Reproduce the listing below as it stands. Leave out each image.

************

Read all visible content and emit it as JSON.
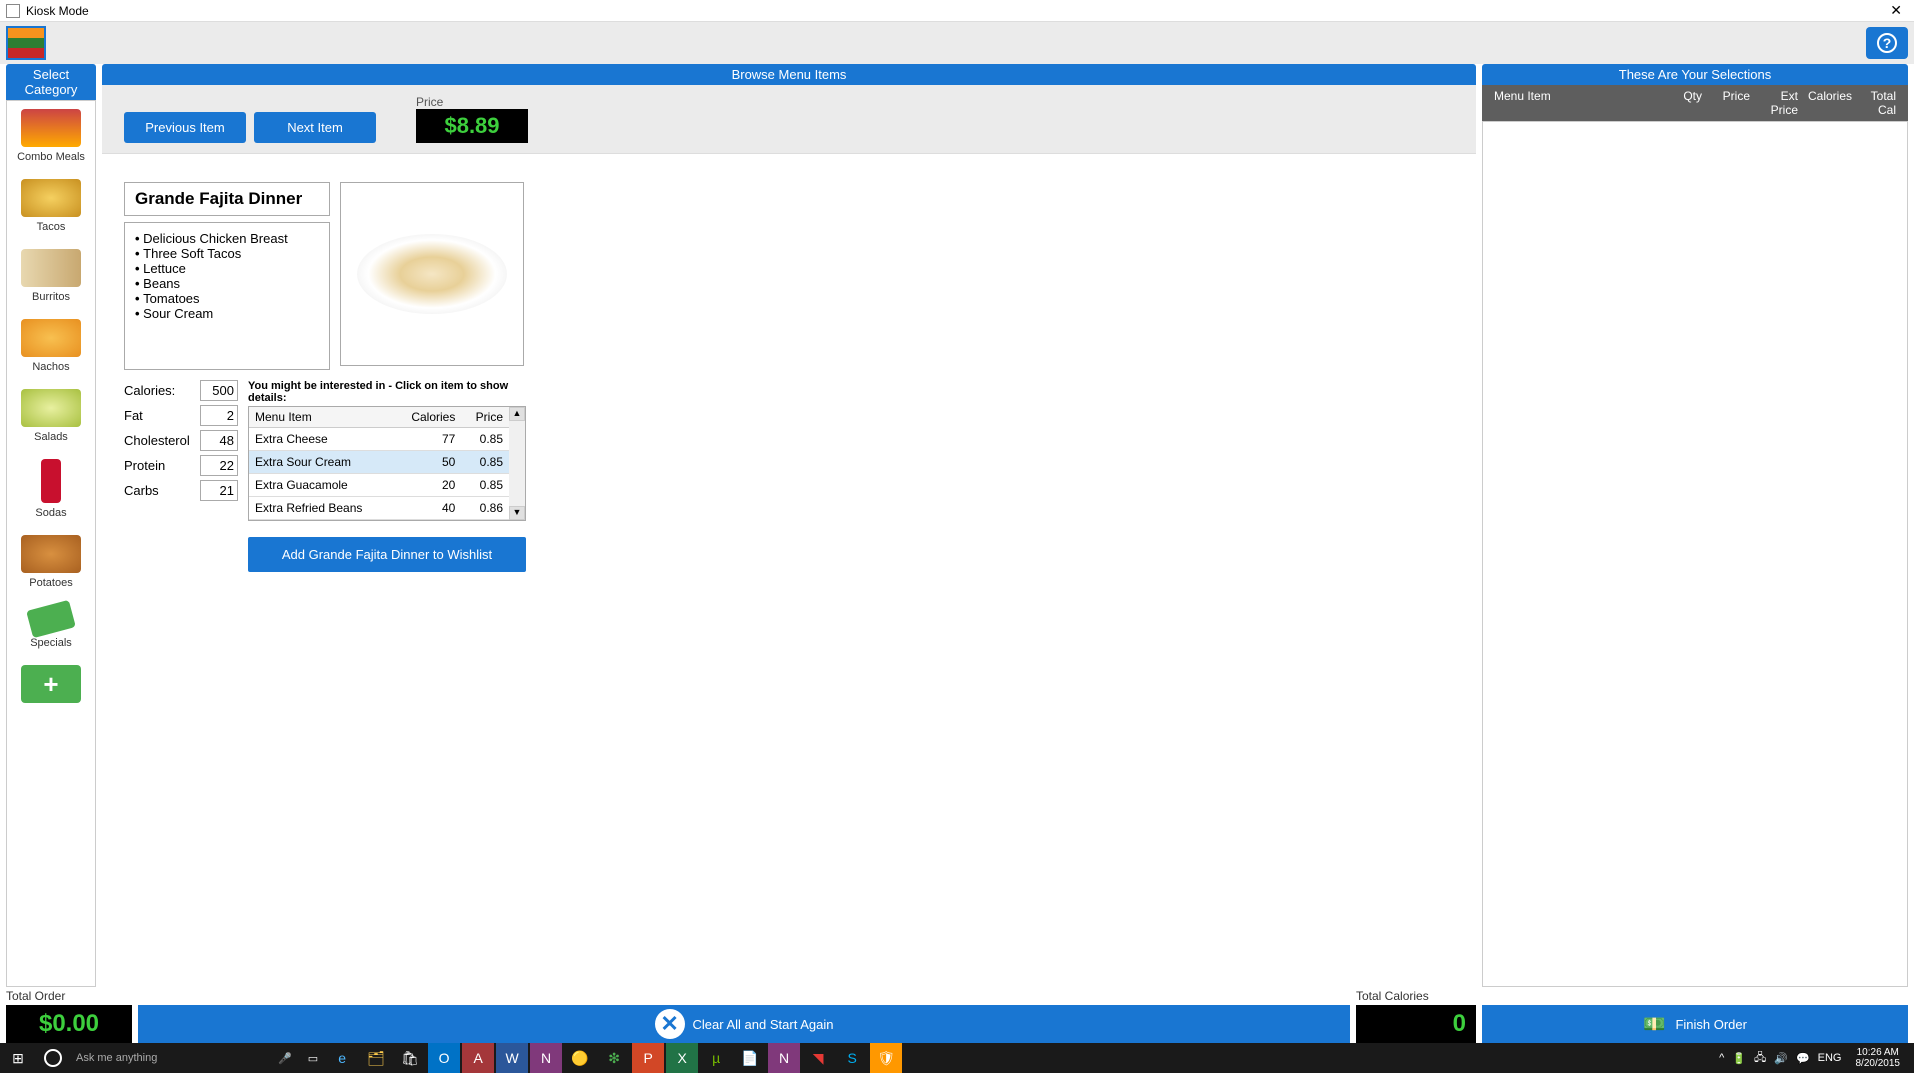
{
  "window": {
    "title": "Kiosk Mode"
  },
  "headers": {
    "category": "Select Category",
    "browse": "Browse Menu Items",
    "selections": "These Are Your Selections"
  },
  "nav": {
    "prev": "Previous Item",
    "next": "Next Item",
    "price_label": "Price",
    "price": "$8.89"
  },
  "categories": [
    {
      "label": "Combo Meals",
      "thumb": "thumb-combo"
    },
    {
      "label": "Tacos",
      "thumb": "thumb-taco"
    },
    {
      "label": "Burritos",
      "thumb": "thumb-burrito"
    },
    {
      "label": "Nachos",
      "thumb": "thumb-nachos"
    },
    {
      "label": "Salads",
      "thumb": "thumb-salads"
    },
    {
      "label": "Sodas",
      "thumb": "thumb-sodas"
    },
    {
      "label": "Potatoes",
      "thumb": "thumb-potatoes"
    },
    {
      "label": "Specials",
      "thumb": "thumb-specials"
    },
    {
      "label": "",
      "thumb": "thumb-add"
    }
  ],
  "item": {
    "name": "Grande Fajita Dinner",
    "ingredients": [
      "Delicious Chicken Breast",
      "Three Soft Tacos",
      "Lettuce",
      "Beans",
      "Tomatoes",
      "Sour Cream"
    ]
  },
  "nutri_labels": {
    "calories": "Calories:",
    "fat": "Fat",
    "cholesterol": "Cholesterol",
    "protein": "Protein",
    "carbs": "Carbs"
  },
  "nutrition": {
    "calories": "500",
    "fat": "2",
    "cholesterol": "48",
    "protein": "22",
    "carbs": "21"
  },
  "addons": {
    "hint": "You might be interested in - Click on item to show details:",
    "cols": {
      "item": "Menu Item",
      "cal": "Calories",
      "price": "Price"
    },
    "rows": [
      {
        "item": "Extra Cheese",
        "cal": "77",
        "price": "0.85"
      },
      {
        "item": "Extra Sour Cream",
        "cal": "50",
        "price": "0.85"
      },
      {
        "item": "Extra Guacamole",
        "cal": "20",
        "price": "0.85"
      },
      {
        "item": "Extra Refried Beans",
        "cal": "40",
        "price": "0.86"
      }
    ],
    "selected_index": 1,
    "add_btn": "Add Grande Fajita Dinner to Wishlist"
  },
  "selections": {
    "cols": {
      "item": "Menu Item",
      "qty": "Qty",
      "price": "Price",
      "ext": "Ext Price",
      "cal": "Calories",
      "tot": "Total Cal"
    }
  },
  "totals": {
    "order_label": "Total Order",
    "order_value": "$0.00",
    "calories_label": "Total Calories",
    "calories_value": "0",
    "clear": "Clear All and Start Again",
    "finish": "Finish Order"
  },
  "taskbar": {
    "search_placeholder": "Ask me anything",
    "lang": "ENG",
    "time": "10:26 AM",
    "date": "8/20/2015"
  }
}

************

Completed task =>
Read all visible content and emit it as JSON.
{
  "window": {
    "title": "Kiosk Mode"
  },
  "headers": {
    "category": "Select Category",
    "browse": "Browse Menu Items",
    "selections": "These Are Your Selections"
  },
  "nav": {
    "prev": "Previous Item",
    "next": "Next Item",
    "price_label": "Price",
    "price": "$8.89"
  },
  "categories": [
    {
      "label": "Combo Meals",
      "thumb": "thumb-combo"
    },
    {
      "label": "Tacos",
      "thumb": "thumb-taco"
    },
    {
      "label": "Burritos",
      "thumb": "thumb-burrito"
    },
    {
      "label": "Nachos",
      "thumb": "thumb-nachos"
    },
    {
      "label": "Salads",
      "thumb": "thumb-salads"
    },
    {
      "label": "Sodas",
      "thumb": "thumb-sodas"
    },
    {
      "label": "Potatoes",
      "thumb": "thumb-potatoes"
    },
    {
      "label": "Specials",
      "thumb": "thumb-specials"
    },
    {
      "label": "",
      "thumb": "thumb-add"
    }
  ],
  "item": {
    "name": "Grande Fajita Dinner",
    "ingredients": [
      "Delicious Chicken Breast",
      "Three Soft Tacos",
      "Lettuce",
      "Beans",
      "Tomatoes",
      "Sour Cream"
    ]
  },
  "nutri_labels": {
    "calories": "Calories:",
    "fat": "Fat",
    "cholesterol": "Cholesterol",
    "protein": "Protein",
    "carbs": "Carbs"
  },
  "nutrition": {
    "calories": "500",
    "fat": "2",
    "cholesterol": "48",
    "protein": "22",
    "carbs": "21"
  },
  "addons": {
    "hint": "You might be interested in - Click on item to show details:",
    "cols": {
      "item": "Menu Item",
      "cal": "Calories",
      "price": "Price"
    },
    "rows": [
      {
        "item": "Extra Cheese",
        "cal": "77",
        "price": "0.85"
      },
      {
        "item": "Extra Sour Cream",
        "cal": "50",
        "price": "0.85"
      },
      {
        "item": "Extra Guacamole",
        "cal": "20",
        "price": "0.85"
      },
      {
        "item": "Extra Refried Beans",
        "cal": "40",
        "price": "0.86"
      }
    ],
    "selected_index": 1,
    "add_btn": "Add Grande Fajita Dinner to Wishlist"
  },
  "selections": {
    "cols": {
      "item": "Menu Item",
      "qty": "Qty",
      "price": "Price",
      "ext": "Ext Price",
      "cal": "Calories",
      "tot": "Total Cal"
    }
  },
  "totals": {
    "order_label": "Total Order",
    "order_value": "$0.00",
    "calories_label": "Total Calories",
    "calories_value": "0",
    "clear": "Clear All and Start Again",
    "finish": "Finish Order"
  },
  "taskbar": {
    "search_placeholder": "Ask me anything",
    "lang": "ENG",
    "time": "10:26 AM",
    "date": "8/20/2015"
  }
}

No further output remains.